Work required:
List each line of the data that holds the string "case".
>> BEGIN
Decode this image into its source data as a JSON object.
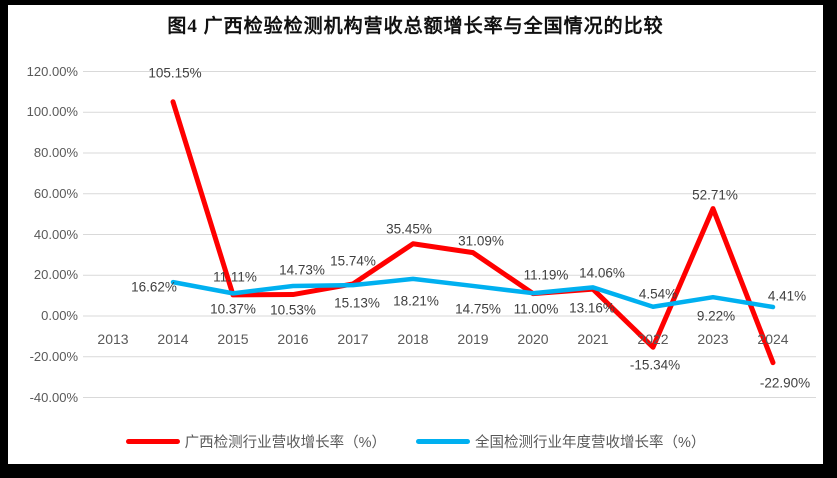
{
  "chart_data": {
    "type": "line",
    "title": "图4 广西检验检测机构营收总额增长率与全国情况的比较",
    "categories": [
      "2013",
      "2014",
      "2015",
      "2016",
      "2017",
      "2018",
      "2019",
      "2020",
      "2021",
      "2022",
      "2023",
      "2024"
    ],
    "series": [
      {
        "id": "guangxi",
        "name": "广西检测行业营收增长率（%）",
        "color": "#FF0000",
        "width": 5,
        "values": [
          null,
          105.15,
          10.37,
          10.53,
          15.74,
          35.45,
          31.09,
          11.0,
          13.16,
          -15.34,
          52.71,
          -22.9
        ],
        "labels": [
          null,
          "105.15%",
          "10.37%",
          "10.53%",
          "15.74%",
          "35.45%",
          "31.09%",
          "11.00%",
          "13.16%",
          "-15.34%",
          "52.71%",
          "-22.90%"
        ],
        "label_offsets": [
          null,
          [
            2,
            -29
          ],
          [
            0,
            14
          ],
          [
            0,
            15
          ],
          [
            0,
            -23
          ],
          [
            -4,
            -15
          ],
          [
            8,
            -12
          ],
          [
            3,
            15
          ],
          [
            -1,
            19
          ],
          [
            2,
            18
          ],
          [
            2,
            -14
          ],
          [
            12,
            20
          ]
        ]
      },
      {
        "id": "national",
        "name": "全国检测行业年度营收增长率（%）",
        "color": "#00B0F0",
        "width": 4.5,
        "values": [
          null,
          16.62,
          11.11,
          14.73,
          15.13,
          18.21,
          14.75,
          11.19,
          14.06,
          4.54,
          9.22,
          4.41
        ],
        "labels": [
          null,
          "16.62%",
          "11.11%",
          "14.73%",
          "15.13%",
          "18.21%",
          "14.75%",
          "11.19%",
          "14.06%",
          "4.54%",
          "9.22%",
          "4.41%"
        ],
        "label_offsets": [
          null,
          [
            -19,
            5
          ],
          [
            2,
            -16
          ],
          [
            9,
            -16
          ],
          [
            4,
            18
          ],
          [
            3,
            22
          ],
          [
            5,
            23
          ],
          [
            13,
            -18
          ],
          [
            9,
            -14
          ],
          [
            5,
            -13
          ],
          [
            3,
            19
          ],
          [
            14,
            -11
          ]
        ]
      }
    ],
    "y_ticks": [
      {
        "value": 120,
        "label": "120.00%"
      },
      {
        "value": 100,
        "label": "100.00%"
      },
      {
        "value": 80,
        "label": "80.00%"
      },
      {
        "value": 60,
        "label": "60.00%"
      },
      {
        "value": 40,
        "label": "40.00%"
      },
      {
        "value": 20,
        "label": "20.00%"
      },
      {
        "value": 0,
        "label": "0.00%"
      },
      {
        "value": -20,
        "label": "-20.00%"
      },
      {
        "value": -40,
        "label": "-40.00%"
      }
    ],
    "ylim": [
      -40,
      120
    ],
    "grid": true,
    "gridline_color": "#D9D9D9",
    "legend_position": "bottom"
  }
}
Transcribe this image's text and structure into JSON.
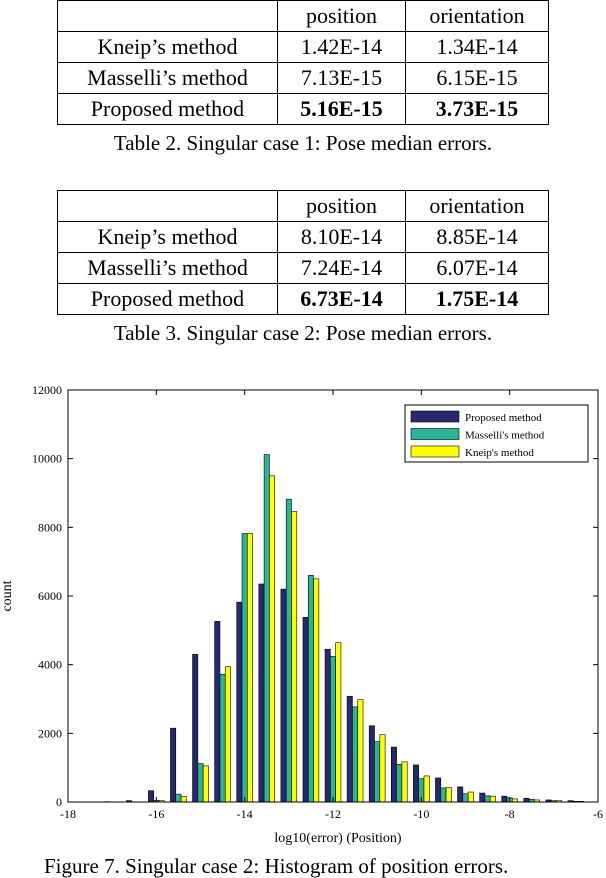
{
  "table2": {
    "header": [
      "",
      "position",
      "orientation"
    ],
    "rows": [
      [
        "Kneip’s method",
        "1.42E-14",
        "1.34E-14"
      ],
      [
        "Masselli’s method",
        "7.13E-15",
        "6.15E-15"
      ],
      [
        "Proposed method",
        "5.16E-15",
        "3.73E-15"
      ]
    ],
    "caption": "Table 2. Singular case 1: Pose median errors."
  },
  "table3": {
    "header": [
      "",
      "position",
      "orientation"
    ],
    "rows": [
      [
        "Kneip’s method",
        "8.10E-14",
        "8.85E-14"
      ],
      [
        "Masselli’s method",
        "7.24E-14",
        "6.07E-14"
      ],
      [
        "Proposed method",
        "6.73E-14",
        "1.75E-14"
      ]
    ],
    "caption": "Table 3. Singular case 2: Pose median errors."
  },
  "chart_data": {
    "type": "bar",
    "xlabel": "log10(error) (Position)",
    "ylabel": "count",
    "xlim": [
      -18,
      -6
    ],
    "ylim": [
      0,
      12000
    ],
    "xticks": [
      -18,
      -16,
      -14,
      -12,
      -10,
      -8,
      -6
    ],
    "yticks": [
      0,
      2000,
      4000,
      6000,
      8000,
      10000,
      12000
    ],
    "legend_position": "top-right",
    "x": [
      -17.5,
      -17.0,
      -16.5,
      -16.0,
      -15.5,
      -15.0,
      -14.5,
      -14.0,
      -13.5,
      -13.0,
      -12.5,
      -12.0,
      -11.5,
      -11.0,
      -10.5,
      -10.0,
      -9.5,
      -9.0,
      -8.5,
      -8.0,
      -7.5,
      -7.0,
      -6.5
    ],
    "series": [
      {
        "name": "Proposed method",
        "color": "#252a6e",
        "values": [
          0,
          10,
          40,
          330,
          2150,
          4300,
          5260,
          5820,
          6350,
          6200,
          5380,
          4450,
          3080,
          2220,
          1600,
          1080,
          700,
          440,
          260,
          170,
          110,
          60,
          40
        ]
      },
      {
        "name": "Masselli's method",
        "color": "#2bb598",
        "values": [
          0,
          0,
          5,
          50,
          230,
          1120,
          3720,
          7820,
          10120,
          8820,
          6600,
          4240,
          2770,
          1760,
          1100,
          680,
          410,
          240,
          180,
          120,
          80,
          40,
          20
        ]
      },
      {
        "name": "Kneip's method",
        "color": "#ffff00",
        "values": [
          0,
          0,
          5,
          40,
          160,
          1050,
          3940,
          7820,
          9500,
          8460,
          6500,
          4640,
          2980,
          1960,
          1170,
          760,
          420,
          290,
          170,
          90,
          60,
          40,
          20
        ]
      }
    ]
  },
  "figure_caption": "Figure 7. Singular case 2: Histogram of position errors."
}
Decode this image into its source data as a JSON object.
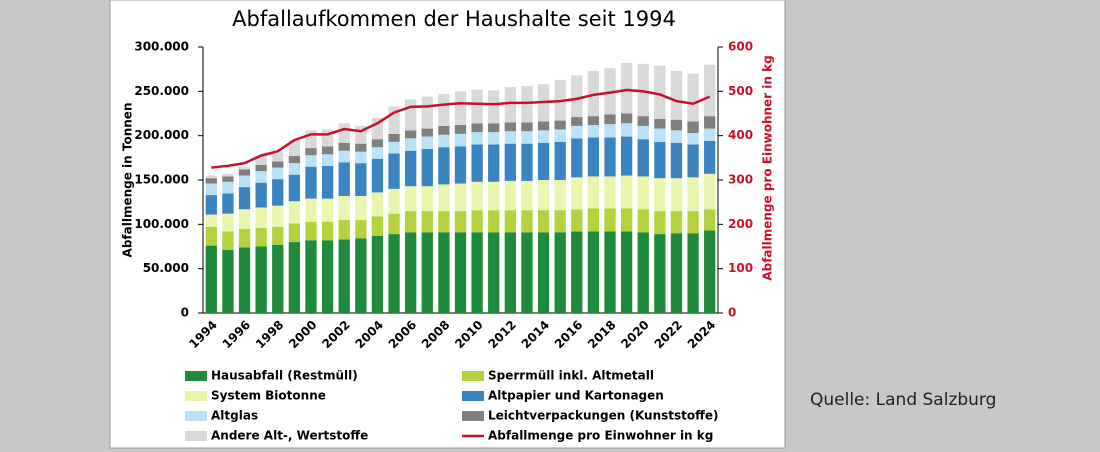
{
  "chart_data": {
    "type": "bar",
    "stacked": true,
    "title": "Abfallaufkommen der Haushalte seit 1994",
    "y_label": "Abfallmenge in Tonnen",
    "y2_label": "Abfallmenge pro Einwohner in kg",
    "categories": [
      "1994",
      null,
      "1996",
      null,
      "1998",
      null,
      "2000",
      null,
      "2002",
      null,
      "2004",
      null,
      "2006",
      null,
      "2008",
      null,
      "2010",
      null,
      "2012",
      null,
      "2014",
      null,
      "2016",
      null,
      "2018",
      null,
      "2020",
      null,
      "2022",
      null,
      "2024"
    ],
    "ylim": [
      0,
      300000
    ],
    "yticks": [
      0,
      {
        "value": 50000,
        "label": "50.000"
      },
      {
        "value": 100000,
        "label": "100.000"
      },
      {
        "value": 150000,
        "label": "150.000"
      },
      {
        "value": 200000,
        "label": "200.000"
      },
      {
        "value": 250000,
        "label": "250.000"
      },
      {
        "value": 300000,
        "label": "300.000"
      }
    ],
    "y2lim": [
      0,
      600
    ],
    "y2ticks": [
      0,
      100,
      200,
      300,
      400,
      500,
      600
    ],
    "y2_color": "#c8102e",
    "grid": false,
    "series": [
      {
        "name": "Hausabfall (Restmüll)",
        "color": "#1f8a3b",
        "values": [
          76000,
          71000,
          74000,
          75000,
          77000,
          80000,
          82000,
          82000,
          83000,
          84000,
          87000,
          89000,
          91000,
          91000,
          91000,
          91000,
          91000,
          91000,
          91000,
          91000,
          91000,
          91000,
          92000,
          92000,
          92000,
          92000,
          91000,
          89000,
          90000,
          90000,
          93000
        ]
      },
      {
        "name": "Sperrmüll inkl. Altmetall",
        "color": "#b4d23e",
        "values": [
          21000,
          21000,
          21000,
          21000,
          20000,
          21000,
          21000,
          21000,
          22000,
          21000,
          22000,
          23000,
          24000,
          24000,
          24000,
          24000,
          25000,
          25000,
          25000,
          25000,
          25000,
          25000,
          25000,
          26000,
          26000,
          26000,
          26000,
          26000,
          25000,
          25000,
          24000
        ]
      },
      {
        "name": "System Biotonne",
        "color": "#e8f6ab",
        "values": [
          14000,
          20000,
          22000,
          23000,
          24000,
          25000,
          26000,
          26000,
          27000,
          27000,
          27000,
          28000,
          28000,
          28000,
          30000,
          31000,
          32000,
          32000,
          33000,
          33000,
          34000,
          34000,
          36000,
          36000,
          36000,
          37000,
          37000,
          37000,
          37000,
          38000,
          40000
        ]
      },
      {
        "name": "Altpapier und Kartonagen",
        "color": "#3a84c0",
        "values": [
          22000,
          23000,
          25000,
          28000,
          30000,
          30000,
          36000,
          37000,
          38000,
          37000,
          38000,
          40000,
          40000,
          42000,
          42000,
          42000,
          42000,
          42000,
          42000,
          42000,
          42000,
          43000,
          44000,
          44000,
          44000,
          44000,
          42000,
          41000,
          40000,
          37000,
          37000
        ]
      },
      {
        "name": "Altglas",
        "color": "#b9e2f7",
        "values": [
          13000,
          13000,
          13000,
          13000,
          13000,
          13000,
          13000,
          13000,
          13000,
          13000,
          13000,
          13000,
          14000,
          14000,
          14000,
          14000,
          14000,
          14000,
          14000,
          14000,
          14000,
          14000,
          14000,
          14000,
          15000,
          15000,
          15000,
          15000,
          14000,
          13000,
          14000
        ]
      },
      {
        "name": "Leichtverpackungen (Kunststoffe)",
        "color": "#7f7f7f",
        "values": [
          6000,
          6000,
          7000,
          7000,
          7000,
          8000,
          8000,
          9000,
          9000,
          9000,
          9000,
          9000,
          9000,
          9000,
          10000,
          10000,
          10000,
          10000,
          10000,
          10000,
          10000,
          10000,
          10000,
          10000,
          11000,
          11000,
          11000,
          11000,
          12000,
          13000,
          14000
        ]
      },
      {
        "name": "Andere Alt-, Wertstoffe",
        "color": "#d9d9d9",
        "values": [
          3000,
          3000,
          3000,
          10000,
          11000,
          18000,
          20000,
          19000,
          22000,
          20000,
          24000,
          31000,
          35000,
          36000,
          36000,
          38000,
          38000,
          37000,
          40000,
          41000,
          42000,
          46000,
          47000,
          51000,
          52000,
          57000,
          59000,
          60000,
          55000,
          54000,
          58000
        ]
      },
      {
        "name": "Abfallmenge pro Einwohner in kg",
        "type": "line",
        "axis": "y2",
        "color": "#c8102e",
        "values": [
          328,
          332,
          338,
          355,
          365,
          390,
          403,
          403,
          415,
          410,
          428,
          452,
          465,
          466,
          470,
          473,
          472,
          471,
          474,
          474,
          476,
          478,
          483,
          492,
          497,
          503,
          500,
          493,
          478,
          472,
          488
        ]
      }
    ]
  },
  "source": "Quelle: Land Salzburg"
}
>> END
Exercise answer:
    "caption": "Table 2. Singular case 1: Pose median errors."
    "caption": "Table 3. Singular case 2: Pose median errors."
  "figure_caption": "Figure 7. Singular case 2: Histogram of position errors."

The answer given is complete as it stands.